* **PROBLEM TO SOLVE**
Transcribe the material in full, exactly as written.

* **Extracted records**
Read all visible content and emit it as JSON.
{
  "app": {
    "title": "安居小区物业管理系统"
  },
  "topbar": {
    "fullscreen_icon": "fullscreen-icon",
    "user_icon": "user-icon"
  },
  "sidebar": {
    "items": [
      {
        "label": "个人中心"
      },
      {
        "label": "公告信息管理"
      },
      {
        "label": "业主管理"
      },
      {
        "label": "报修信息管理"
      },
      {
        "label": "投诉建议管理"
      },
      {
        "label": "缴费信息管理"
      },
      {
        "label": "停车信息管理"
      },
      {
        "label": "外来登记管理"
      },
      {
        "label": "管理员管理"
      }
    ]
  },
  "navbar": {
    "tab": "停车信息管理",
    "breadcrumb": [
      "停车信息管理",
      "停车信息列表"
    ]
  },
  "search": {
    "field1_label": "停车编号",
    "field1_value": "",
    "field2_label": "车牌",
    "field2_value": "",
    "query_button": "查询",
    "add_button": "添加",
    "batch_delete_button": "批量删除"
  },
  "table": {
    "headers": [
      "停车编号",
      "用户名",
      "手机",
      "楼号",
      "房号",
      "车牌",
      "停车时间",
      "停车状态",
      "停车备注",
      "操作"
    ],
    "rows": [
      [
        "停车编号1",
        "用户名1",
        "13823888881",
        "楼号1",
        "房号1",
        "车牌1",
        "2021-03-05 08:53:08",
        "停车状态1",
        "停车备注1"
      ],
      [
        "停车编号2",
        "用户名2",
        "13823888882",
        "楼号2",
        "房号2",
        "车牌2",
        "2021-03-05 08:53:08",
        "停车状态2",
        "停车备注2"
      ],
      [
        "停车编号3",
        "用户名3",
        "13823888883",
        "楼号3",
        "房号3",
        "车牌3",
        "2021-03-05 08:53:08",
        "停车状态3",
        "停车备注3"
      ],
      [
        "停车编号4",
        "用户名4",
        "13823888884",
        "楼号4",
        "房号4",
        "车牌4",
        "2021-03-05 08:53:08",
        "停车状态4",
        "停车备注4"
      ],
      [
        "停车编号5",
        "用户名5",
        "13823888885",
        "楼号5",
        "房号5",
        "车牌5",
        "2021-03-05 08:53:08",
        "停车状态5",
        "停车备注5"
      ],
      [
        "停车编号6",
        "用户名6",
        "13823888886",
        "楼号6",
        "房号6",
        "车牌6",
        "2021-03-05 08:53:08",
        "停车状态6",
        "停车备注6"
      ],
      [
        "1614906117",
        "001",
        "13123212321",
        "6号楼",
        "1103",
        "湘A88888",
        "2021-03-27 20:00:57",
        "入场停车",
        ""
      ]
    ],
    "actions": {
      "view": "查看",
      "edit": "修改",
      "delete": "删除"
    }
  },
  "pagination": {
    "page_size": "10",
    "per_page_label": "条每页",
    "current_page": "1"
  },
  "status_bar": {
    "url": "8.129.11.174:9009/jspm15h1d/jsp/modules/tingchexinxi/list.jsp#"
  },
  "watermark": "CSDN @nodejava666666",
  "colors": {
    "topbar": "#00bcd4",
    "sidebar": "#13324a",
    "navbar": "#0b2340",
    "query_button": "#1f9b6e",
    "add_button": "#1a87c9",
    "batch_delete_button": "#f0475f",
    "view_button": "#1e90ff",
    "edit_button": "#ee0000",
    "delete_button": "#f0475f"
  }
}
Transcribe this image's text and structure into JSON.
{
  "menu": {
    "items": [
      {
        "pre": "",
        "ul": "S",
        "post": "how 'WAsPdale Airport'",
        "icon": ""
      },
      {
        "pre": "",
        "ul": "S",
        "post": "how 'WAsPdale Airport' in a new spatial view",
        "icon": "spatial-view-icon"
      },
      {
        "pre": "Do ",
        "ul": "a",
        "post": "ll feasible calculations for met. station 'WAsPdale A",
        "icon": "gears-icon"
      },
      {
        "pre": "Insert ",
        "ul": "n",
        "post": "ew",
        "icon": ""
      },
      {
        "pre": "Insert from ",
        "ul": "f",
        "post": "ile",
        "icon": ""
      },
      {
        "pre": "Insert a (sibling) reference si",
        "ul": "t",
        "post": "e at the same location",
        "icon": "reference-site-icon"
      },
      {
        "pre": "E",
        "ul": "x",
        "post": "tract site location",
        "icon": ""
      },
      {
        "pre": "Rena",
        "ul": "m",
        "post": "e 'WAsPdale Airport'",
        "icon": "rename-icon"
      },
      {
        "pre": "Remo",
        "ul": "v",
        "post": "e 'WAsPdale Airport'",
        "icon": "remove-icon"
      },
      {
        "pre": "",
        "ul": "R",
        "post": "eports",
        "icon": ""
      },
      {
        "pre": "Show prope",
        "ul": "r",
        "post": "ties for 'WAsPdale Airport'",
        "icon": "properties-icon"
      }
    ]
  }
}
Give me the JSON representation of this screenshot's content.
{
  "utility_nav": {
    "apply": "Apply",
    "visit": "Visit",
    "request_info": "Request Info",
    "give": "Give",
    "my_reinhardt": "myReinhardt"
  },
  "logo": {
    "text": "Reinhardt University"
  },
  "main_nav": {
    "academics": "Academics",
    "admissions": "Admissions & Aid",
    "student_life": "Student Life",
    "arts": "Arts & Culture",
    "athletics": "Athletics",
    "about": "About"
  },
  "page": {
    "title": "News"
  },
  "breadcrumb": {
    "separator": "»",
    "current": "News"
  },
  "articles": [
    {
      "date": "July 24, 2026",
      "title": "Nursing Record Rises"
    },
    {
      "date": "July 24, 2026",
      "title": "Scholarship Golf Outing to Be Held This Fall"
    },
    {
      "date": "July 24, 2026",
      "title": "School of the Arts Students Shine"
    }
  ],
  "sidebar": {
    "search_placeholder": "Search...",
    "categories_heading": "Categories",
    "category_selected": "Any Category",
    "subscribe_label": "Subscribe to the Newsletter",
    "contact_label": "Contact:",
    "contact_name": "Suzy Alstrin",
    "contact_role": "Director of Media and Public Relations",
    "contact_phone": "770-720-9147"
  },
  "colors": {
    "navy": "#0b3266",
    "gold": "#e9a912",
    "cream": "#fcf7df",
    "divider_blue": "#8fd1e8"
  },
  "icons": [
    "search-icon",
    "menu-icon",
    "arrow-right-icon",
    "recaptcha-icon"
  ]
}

* **SOLUTION TO THE EXERCISE**
Read all visible content and emit it as JSON.
{
  "app": {
    "title": "安居小区物业管理系统"
  },
  "topbar": {
    "fullscreen_icon": "fullscreen-icon",
    "user_icon": "user-icon"
  },
  "sidebar": {
    "items": [
      {
        "label": "个人中心"
      },
      {
        "label": "公告信息管理"
      },
      {
        "label": "业主管理"
      },
      {
        "label": "报修信息管理"
      },
      {
        "label": "投诉建议管理"
      },
      {
        "label": "缴费信息管理"
      },
      {
        "label": "停车信息管理"
      },
      {
        "label": "外来登记管理"
      },
      {
        "label": "管理员管理"
      }
    ]
  },
  "navbar": {
    "tab": "停车信息管理",
    "breadcrumb": [
      "停车信息管理",
      "停车信息列表"
    ]
  },
  "search": {
    "field1_label": "停车编号",
    "field1_value": "",
    "field2_label": "车牌",
    "field2_value": "",
    "query_button": "查询",
    "add_button": "添加",
    "batch_delete_button": "批量删除"
  },
  "table": {
    "headers": [
      "停车编号",
      "用户名",
      "手机",
      "楼号",
      "房号",
      "车牌",
      "停车时间",
      "停车状态",
      "停车备注",
      "操作"
    ],
    "rows": [
      [
        "停车编号1",
        "用户名1",
        "13823888881",
        "楼号1",
        "房号1",
        "车牌1",
        "2021-03-05 08:53:08",
        "停车状态1",
        "停车备注1"
      ],
      [
        "停车编号2",
        "用户名2",
        "13823888882",
        "楼号2",
        "房号2",
        "车牌2",
        "2021-03-05 08:53:08",
        "停车状态2",
        "停车备注2"
      ],
      [
        "停车编号3",
        "用户名3",
        "13823888883",
        "楼号3",
        "房号3",
        "车牌3",
        "2021-03-05 08:53:08",
        "停车状态3",
        "停车备注3"
      ],
      [
        "停车编号4",
        "用户名4",
        "13823888884",
        "楼号4",
        "房号4",
        "车牌4",
        "2021-03-05 08:53:08",
        "停车状态4",
        "停车备注4"
      ],
      [
        "停车编号5",
        "用户名5",
        "13823888885",
        "楼号5",
        "房号5",
        "车牌5",
        "2021-03-05 08:53:08",
        "停车状态5",
        "停车备注5"
      ],
      [
        "停车编号6",
        "用户名6",
        "13823888886",
        "楼号6",
        "房号6",
        "车牌6",
        "2021-03-05 08:53:08",
        "停车状态6",
        "停车备注6"
      ],
      [
        "1614906117",
        "001",
        "13123212321",
        "6号楼",
        "1103",
        "湘A88888",
        "2021-03-27 20:00:57",
        "入场停车",
        ""
      ]
    ],
    "actions": {
      "view": "查看",
      "edit": "修改",
      "delete": "删除"
    }
  },
  "pagination": {
    "page_size": "10",
    "per_page_label": "条每页",
    "current_page": "1"
  },
  "status_bar": {
    "url": "8.129.11.174:9009/jspm15h1d/jsp/modules/tingchexinxi/list.jsp#"
  },
  "watermark": "CSDN @nodejava666666",
  "colors": {
    "topbar": "#00bcd4",
    "sidebar": "#13324a",
    "navbar": "#0b2340",
    "query_button": "#1f9b6e",
    "add_button": "#1a87c9",
    "batch_delete_button": "#f0475f",
    "view_button": "#1e90ff",
    "edit_button": "#ee0000",
    "delete_button": "#f0475f"
  }
}
Transcribe this image's text and structure into JSON.
{
  "menu": {
    "items": [
      {
        "pre": "",
        "ul": "S",
        "post": "how 'WAsPdale Airport'",
        "icon": ""
      },
      {
        "pre": "",
        "ul": "S",
        "post": "how 'WAsPdale Airport' in a new spatial view",
        "icon": "spatial-view-icon"
      },
      {
        "pre": "Do ",
        "ul": "a",
        "post": "ll feasible calculations for met. station 'WAsPdale A",
        "icon": "gears-icon"
      },
      {
        "pre": "Insert ",
        "ul": "n",
        "post": "ew",
        "icon": ""
      },
      {
        "pre": "Insert from ",
        "ul": "f",
        "post": "ile",
        "icon": ""
      },
      {
        "pre": "Insert a (sibling) reference si",
        "ul": "t",
        "post": "e at the same location",
        "icon": "reference-site-icon"
      },
      {
        "pre": "E",
        "ul": "x",
        "post": "tract site location",
        "icon": ""
      },
      {
        "pre": "Rena",
        "ul": "m",
        "post": "e 'WAsPdale Airport'",
        "icon": "rename-icon"
      },
      {
        "pre": "Remo",
        "ul": "v",
        "post": "e 'WAsPdale Airport'",
        "icon": "remove-icon"
      },
      {
        "pre": "",
        "ul": "R",
        "post": "eports",
        "icon": ""
      },
      {
        "pre": "Show prope",
        "ul": "r",
        "post": "ties for 'WAsPdale Airport'",
        "icon": "properties-icon"
      }
    ]
  }
}
Give me the JSON representation of this screenshot's content.
{
  "utility_nav": {
    "apply": "Apply",
    "visit": "Visit",
    "request_info": "Request Info",
    "give": "Give",
    "my_reinhardt": "myReinhardt"
  },
  "logo": {
    "text": "Reinhardt University"
  },
  "main_nav": {
    "academics": "Academics",
    "admissions": "Admissions & Aid",
    "student_life": "Student Life",
    "arts": "Arts & Culture",
    "athletics": "Athletics",
    "about": "About"
  },
  "page": {
    "title": "News"
  },
  "breadcrumb": {
    "separator": "»",
    "current": "News"
  },
  "articles": [
    {
      "date": "July 24, 2026",
      "title": "Nursing Record Rises"
    },
    {
      "date": "July 24, 2026",
      "title": "Scholarship Golf Outing to Be Held This Fall"
    },
    {
      "date": "July 24, 2026",
      "title": "School of the Arts Students Shine"
    }
  ],
  "sidebar": {
    "search_placeholder": "Search...",
    "categories_heading": "Categories",
    "category_selected": "Any Category",
    "subscribe_label": "Subscribe to the Newsletter",
    "contact_label": "Contact:",
    "contact_name": "Suzy Alstrin",
    "contact_role": "Director of Media and Public Relations",
    "contact_phone": "770-720-9147"
  },
  "colors": {
    "navy": "#0b3266",
    "gold": "#e9a912",
    "cream": "#fcf7df",
    "divider_blue": "#8fd1e8"
  },
  "icons": [
    "search-icon",
    "menu-icon",
    "arrow-right-icon",
    "recaptcha-icon"
  ]
}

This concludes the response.